• Material provided:
──────────────────────────────

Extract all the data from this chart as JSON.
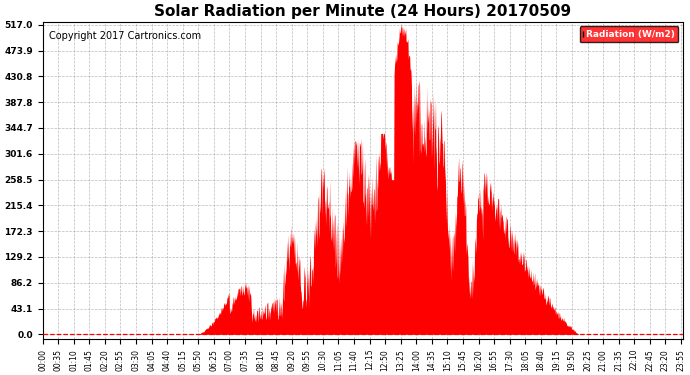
{
  "title": "Solar Radiation per Minute (24 Hours) 20170509",
  "copyright_text": "Copyright 2017 Cartronics.com",
  "legend_label": "Radiation (W/m2)",
  "y_ticks": [
    0.0,
    43.1,
    86.2,
    129.2,
    172.3,
    215.4,
    258.5,
    301.6,
    344.7,
    387.8,
    430.8,
    473.9,
    517.0
  ],
  "y_max": 517.0,
  "fill_color": "#FF0000",
  "line_color": "#FF0000",
  "bg_color": "#FFFFFF",
  "grid_color": "#AAAAAA",
  "dashed_line_color": "#FF0000",
  "title_fontsize": 11,
  "copyright_fontsize": 7,
  "legend_bg": "#FF0000",
  "legend_text_color": "#FFFFFF",
  "tick_interval_minutes": 35,
  "n_minutes": 1440,
  "sunrise_hour": 5.83,
  "sunset_hour": 20.1,
  "figwidth": 6.9,
  "figheight": 3.75,
  "dpi": 100
}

──────────────────────────────

Exclude the pictures and transcribe all of the entries exactly.

• The answer:
Extract all the data from this chart as JSON.
{
  "title": "Solar Radiation per Minute (24 Hours) 20170509",
  "copyright_text": "Copyright 2017 Cartronics.com",
  "legend_label": "Radiation (W/m2)",
  "y_ticks": [
    0.0,
    43.1,
    86.2,
    129.2,
    172.3,
    215.4,
    258.5,
    301.6,
    344.7,
    387.8,
    430.8,
    473.9,
    517.0
  ],
  "y_max": 517.0,
  "fill_color": "#FF0000",
  "line_color": "#FF0000",
  "bg_color": "#FFFFFF",
  "grid_color": "#AAAAAA",
  "dashed_line_color": "#FF0000",
  "title_fontsize": 11,
  "copyright_fontsize": 7,
  "legend_bg": "#FF0000",
  "legend_text_color": "#FFFFFF",
  "tick_interval_minutes": 35,
  "n_minutes": 1440,
  "sunrise_hour": 5.83,
  "sunset_hour": 20.1,
  "figwidth": 6.9,
  "figheight": 3.75,
  "dpi": 100
}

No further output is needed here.